▶ _Extracted entries_:

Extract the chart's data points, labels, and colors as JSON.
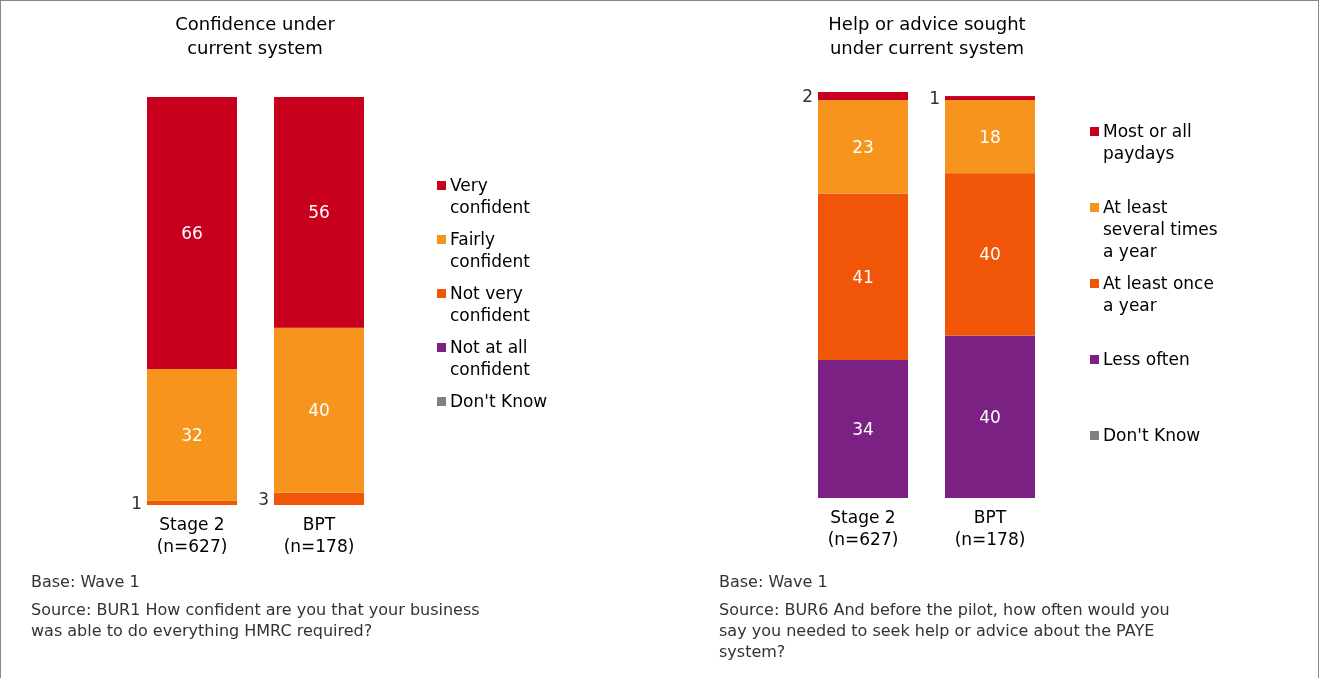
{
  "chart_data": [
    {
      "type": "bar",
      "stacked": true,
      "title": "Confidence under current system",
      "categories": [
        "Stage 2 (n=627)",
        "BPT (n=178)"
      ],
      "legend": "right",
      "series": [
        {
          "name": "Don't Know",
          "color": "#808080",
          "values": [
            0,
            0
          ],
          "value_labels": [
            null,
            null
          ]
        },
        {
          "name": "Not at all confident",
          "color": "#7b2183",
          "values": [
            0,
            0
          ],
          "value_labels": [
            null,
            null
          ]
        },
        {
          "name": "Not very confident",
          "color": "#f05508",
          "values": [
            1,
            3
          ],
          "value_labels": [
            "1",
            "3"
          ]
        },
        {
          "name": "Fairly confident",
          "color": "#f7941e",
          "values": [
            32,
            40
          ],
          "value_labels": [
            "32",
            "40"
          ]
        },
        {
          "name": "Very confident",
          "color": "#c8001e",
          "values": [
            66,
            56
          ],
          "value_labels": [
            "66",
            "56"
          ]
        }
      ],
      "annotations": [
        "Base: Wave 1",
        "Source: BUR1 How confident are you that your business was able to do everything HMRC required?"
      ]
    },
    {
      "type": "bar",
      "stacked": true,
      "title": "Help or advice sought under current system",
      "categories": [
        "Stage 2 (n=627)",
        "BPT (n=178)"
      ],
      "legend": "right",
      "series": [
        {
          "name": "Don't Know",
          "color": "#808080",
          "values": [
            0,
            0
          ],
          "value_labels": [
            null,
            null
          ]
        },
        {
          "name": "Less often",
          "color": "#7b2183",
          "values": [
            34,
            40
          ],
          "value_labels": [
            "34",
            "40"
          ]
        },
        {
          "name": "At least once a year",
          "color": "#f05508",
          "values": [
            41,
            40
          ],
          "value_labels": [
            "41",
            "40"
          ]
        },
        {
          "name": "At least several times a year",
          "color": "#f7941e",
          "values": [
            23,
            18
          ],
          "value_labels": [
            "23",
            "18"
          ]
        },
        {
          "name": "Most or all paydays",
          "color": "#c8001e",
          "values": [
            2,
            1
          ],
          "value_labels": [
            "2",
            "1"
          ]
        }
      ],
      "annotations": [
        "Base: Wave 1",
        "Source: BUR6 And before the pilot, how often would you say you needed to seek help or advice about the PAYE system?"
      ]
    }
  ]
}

▶ _Exercise brief_:
In the records above, find each line with the word "confident" and copy it.

▶ _Task output_:
          "name": "Not at all confident",
          "name": "Not very confident",
          "name": "Fairly confident",
          "name": "Very confident",
        "Source: BUR1 How confident are you that your business was able to do everything HMRC required?"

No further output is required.